##### Information shown

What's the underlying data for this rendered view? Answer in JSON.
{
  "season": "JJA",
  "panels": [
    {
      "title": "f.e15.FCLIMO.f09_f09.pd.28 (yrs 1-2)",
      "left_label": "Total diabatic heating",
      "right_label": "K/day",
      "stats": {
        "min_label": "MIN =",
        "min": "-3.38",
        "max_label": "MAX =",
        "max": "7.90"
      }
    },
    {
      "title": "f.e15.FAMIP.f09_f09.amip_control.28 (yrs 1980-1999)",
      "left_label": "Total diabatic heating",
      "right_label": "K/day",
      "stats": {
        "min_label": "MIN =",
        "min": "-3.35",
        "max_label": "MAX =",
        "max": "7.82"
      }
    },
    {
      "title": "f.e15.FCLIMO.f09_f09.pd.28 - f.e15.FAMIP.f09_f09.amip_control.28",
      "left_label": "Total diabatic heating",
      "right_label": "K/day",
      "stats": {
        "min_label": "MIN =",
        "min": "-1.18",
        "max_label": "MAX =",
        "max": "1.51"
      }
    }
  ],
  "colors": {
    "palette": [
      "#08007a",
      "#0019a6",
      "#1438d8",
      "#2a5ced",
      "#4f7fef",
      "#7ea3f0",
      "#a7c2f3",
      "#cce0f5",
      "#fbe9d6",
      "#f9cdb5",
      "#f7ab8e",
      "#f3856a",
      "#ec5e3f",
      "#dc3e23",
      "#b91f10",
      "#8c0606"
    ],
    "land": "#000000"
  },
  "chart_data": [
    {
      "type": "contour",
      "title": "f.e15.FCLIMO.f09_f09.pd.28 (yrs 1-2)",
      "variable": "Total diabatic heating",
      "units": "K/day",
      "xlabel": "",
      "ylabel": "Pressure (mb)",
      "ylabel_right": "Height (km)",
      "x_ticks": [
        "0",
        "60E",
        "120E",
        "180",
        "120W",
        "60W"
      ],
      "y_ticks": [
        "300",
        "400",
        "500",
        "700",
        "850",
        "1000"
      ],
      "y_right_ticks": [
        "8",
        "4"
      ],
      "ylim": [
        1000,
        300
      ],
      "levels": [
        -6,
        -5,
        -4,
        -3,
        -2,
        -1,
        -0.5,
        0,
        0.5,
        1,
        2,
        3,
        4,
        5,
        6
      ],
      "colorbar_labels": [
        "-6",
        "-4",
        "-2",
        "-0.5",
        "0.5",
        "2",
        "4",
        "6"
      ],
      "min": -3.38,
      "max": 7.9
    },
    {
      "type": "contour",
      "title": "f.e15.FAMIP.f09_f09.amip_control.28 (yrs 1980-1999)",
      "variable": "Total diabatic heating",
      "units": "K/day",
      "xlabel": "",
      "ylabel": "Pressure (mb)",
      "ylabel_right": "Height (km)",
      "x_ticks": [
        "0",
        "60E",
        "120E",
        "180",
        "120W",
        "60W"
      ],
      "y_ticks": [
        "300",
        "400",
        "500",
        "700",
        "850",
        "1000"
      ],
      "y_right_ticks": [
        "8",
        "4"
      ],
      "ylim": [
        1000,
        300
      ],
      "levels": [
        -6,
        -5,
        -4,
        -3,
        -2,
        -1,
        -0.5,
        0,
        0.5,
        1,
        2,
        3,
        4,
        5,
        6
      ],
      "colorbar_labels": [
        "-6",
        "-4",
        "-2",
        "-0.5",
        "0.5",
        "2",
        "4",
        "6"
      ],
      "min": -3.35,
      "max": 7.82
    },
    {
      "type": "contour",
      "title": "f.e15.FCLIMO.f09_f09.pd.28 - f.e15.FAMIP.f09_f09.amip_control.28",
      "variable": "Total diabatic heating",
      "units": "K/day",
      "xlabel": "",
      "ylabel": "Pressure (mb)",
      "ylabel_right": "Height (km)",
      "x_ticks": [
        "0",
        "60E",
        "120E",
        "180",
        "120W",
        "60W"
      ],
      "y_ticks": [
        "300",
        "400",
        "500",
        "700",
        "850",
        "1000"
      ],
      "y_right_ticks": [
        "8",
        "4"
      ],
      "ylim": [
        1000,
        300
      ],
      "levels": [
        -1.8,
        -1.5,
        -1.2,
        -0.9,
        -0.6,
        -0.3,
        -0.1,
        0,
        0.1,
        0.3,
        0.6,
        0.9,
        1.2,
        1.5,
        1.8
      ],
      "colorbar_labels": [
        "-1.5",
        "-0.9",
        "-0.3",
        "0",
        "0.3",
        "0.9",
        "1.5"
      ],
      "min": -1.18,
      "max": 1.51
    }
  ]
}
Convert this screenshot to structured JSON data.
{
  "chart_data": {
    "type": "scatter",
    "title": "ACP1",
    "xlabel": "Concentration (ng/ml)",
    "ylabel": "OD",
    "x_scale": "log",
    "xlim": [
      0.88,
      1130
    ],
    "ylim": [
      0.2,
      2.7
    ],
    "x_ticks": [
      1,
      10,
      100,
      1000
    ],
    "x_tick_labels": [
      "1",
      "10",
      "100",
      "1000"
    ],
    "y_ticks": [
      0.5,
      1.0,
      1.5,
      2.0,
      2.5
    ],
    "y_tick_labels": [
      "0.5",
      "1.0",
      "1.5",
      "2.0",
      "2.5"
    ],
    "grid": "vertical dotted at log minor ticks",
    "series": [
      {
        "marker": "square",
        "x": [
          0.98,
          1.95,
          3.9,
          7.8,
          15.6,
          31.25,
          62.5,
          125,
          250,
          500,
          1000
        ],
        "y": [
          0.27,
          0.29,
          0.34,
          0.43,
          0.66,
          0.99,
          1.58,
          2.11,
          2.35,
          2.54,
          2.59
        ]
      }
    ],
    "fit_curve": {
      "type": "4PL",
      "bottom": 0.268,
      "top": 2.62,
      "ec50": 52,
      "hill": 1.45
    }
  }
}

##########

### [What you are asked to do]
Return all of the above records exactly, leaving no line out.

### [Complete output]
What's the underlying data for this rendered view? Answer in JSON.
{
  "season": "JJA",
  "panels": [
    {
      "title": "f.e15.FCLIMO.f09_f09.pd.28 (yrs 1-2)",
      "left_label": "Total diabatic heating",
      "right_label": "K/day",
      "stats": {
        "min_label": "MIN =",
        "min": "-3.38",
        "max_label": "MAX =",
        "max": "7.90"
      }
    },
    {
      "title": "f.e15.FAMIP.f09_f09.amip_control.28 (yrs 1980-1999)",
      "left_label": "Total diabatic heating",
      "right_label": "K/day",
      "stats": {
        "min_label": "MIN =",
        "min": "-3.35",
        "max_label": "MAX =",
        "max": "7.82"
      }
    },
    {
      "title": "f.e15.FCLIMO.f09_f09.pd.28 - f.e15.FAMIP.f09_f09.amip_control.28",
      "left_label": "Total diabatic heating",
      "right_label": "K/day",
      "stats": {
        "min_label": "MIN =",
        "min": "-1.18",
        "max_label": "MAX =",
        "max": "1.51"
      }
    }
  ],
  "colors": {
    "palette": [
      "#08007a",
      "#0019a6",
      "#1438d8",
      "#2a5ced",
      "#4f7fef",
      "#7ea3f0",
      "#a7c2f3",
      "#cce0f5",
      "#fbe9d6",
      "#f9cdb5",
      "#f7ab8e",
      "#f3856a",
      "#ec5e3f",
      "#dc3e23",
      "#b91f10",
      "#8c0606"
    ],
    "land": "#000000"
  },
  "chart_data": [
    {
      "type": "contour",
      "title": "f.e15.FCLIMO.f09_f09.pd.28 (yrs 1-2)",
      "variable": "Total diabatic heating",
      "units": "K/day",
      "xlabel": "",
      "ylabel": "Pressure (mb)",
      "ylabel_right": "Height (km)",
      "x_ticks": [
        "0",
        "60E",
        "120E",
        "180",
        "120W",
        "60W"
      ],
      "y_ticks": [
        "300",
        "400",
        "500",
        "700",
        "850",
        "1000"
      ],
      "y_right_ticks": [
        "8",
        "4"
      ],
      "ylim": [
        1000,
        300
      ],
      "levels": [
        -6,
        -5,
        -4,
        -3,
        -2,
        -1,
        -0.5,
        0,
        0.5,
        1,
        2,
        3,
        4,
        5,
        6
      ],
      "colorbar_labels": [
        "-6",
        "-4",
        "-2",
        "-0.5",
        "0.5",
        "2",
        "4",
        "6"
      ],
      "min": -3.38,
      "max": 7.9
    },
    {
      "type": "contour",
      "title": "f.e15.FAMIP.f09_f09.amip_control.28 (yrs 1980-1999)",
      "variable": "Total diabatic heating",
      "units": "K/day",
      "xlabel": "",
      "ylabel": "Pressure (mb)",
      "ylabel_right": "Height (km)",
      "x_ticks": [
        "0",
        "60E",
        "120E",
        "180",
        "120W",
        "60W"
      ],
      "y_ticks": [
        "300",
        "400",
        "500",
        "700",
        "850",
        "1000"
      ],
      "y_right_ticks": [
        "8",
        "4"
      ],
      "ylim": [
        1000,
        300
      ],
      "levels": [
        -6,
        -5,
        -4,
        -3,
        -2,
        -1,
        -0.5,
        0,
        0.5,
        1,
        2,
        3,
        4,
        5,
        6
      ],
      "colorbar_labels": [
        "-6",
        "-4",
        "-2",
        "-0.5",
        "0.5",
        "2",
        "4",
        "6"
      ],
      "min": -3.35,
      "max": 7.82
    },
    {
      "type": "contour",
      "title": "f.e15.FCLIMO.f09_f09.pd.28 - f.e15.FAMIP.f09_f09.amip_control.28",
      "variable": "Total diabatic heating",
      "units": "K/day",
      "xlabel": "",
      "ylabel": "Pressure (mb)",
      "ylabel_right": "Height (km)",
      "x_ticks": [
        "0",
        "60E",
        "120E",
        "180",
        "120W",
        "60W"
      ],
      "y_ticks": [
        "300",
        "400",
        "500",
        "700",
        "850",
        "1000"
      ],
      "y_right_ticks": [
        "8",
        "4"
      ],
      "ylim": [
        1000,
        300
      ],
      "levels": [
        -1.8,
        -1.5,
        -1.2,
        -0.9,
        -0.6,
        -0.3,
        -0.1,
        0,
        0.1,
        0.3,
        0.6,
        0.9,
        1.2,
        1.5,
        1.8
      ],
      "colorbar_labels": [
        "-1.5",
        "-0.9",
        "-0.3",
        "0",
        "0.3",
        "0.9",
        "1.5"
      ],
      "min": -1.18,
      "max": 1.51
    }
  ]
}
Convert this screenshot to structured JSON data.
{
  "chart_data": {
    "type": "scatter",
    "title": "ACP1",
    "xlabel": "Concentration (ng/ml)",
    "ylabel": "OD",
    "x_scale": "log",
    "xlim": [
      0.88,
      1130
    ],
    "ylim": [
      0.2,
      2.7
    ],
    "x_ticks": [
      1,
      10,
      100,
      1000
    ],
    "x_tick_labels": [
      "1",
      "10",
      "100",
      "1000"
    ],
    "y_ticks": [
      0.5,
      1.0,
      1.5,
      2.0,
      2.5
    ],
    "y_tick_labels": [
      "0.5",
      "1.0",
      "1.5",
      "2.0",
      "2.5"
    ],
    "grid": "vertical dotted at log minor ticks",
    "series": [
      {
        "marker": "square",
        "x": [
          0.98,
          1.95,
          3.9,
          7.8,
          15.6,
          31.25,
          62.5,
          125,
          250,
          500,
          1000
        ],
        "y": [
          0.27,
          0.29,
          0.34,
          0.43,
          0.66,
          0.99,
          1.58,
          2.11,
          2.35,
          2.54,
          2.59
        ]
      }
    ],
    "fit_curve": {
      "type": "4PL",
      "bottom": 0.268,
      "top": 2.62,
      "ec50": 52,
      "hill": 1.45
    }
  }
}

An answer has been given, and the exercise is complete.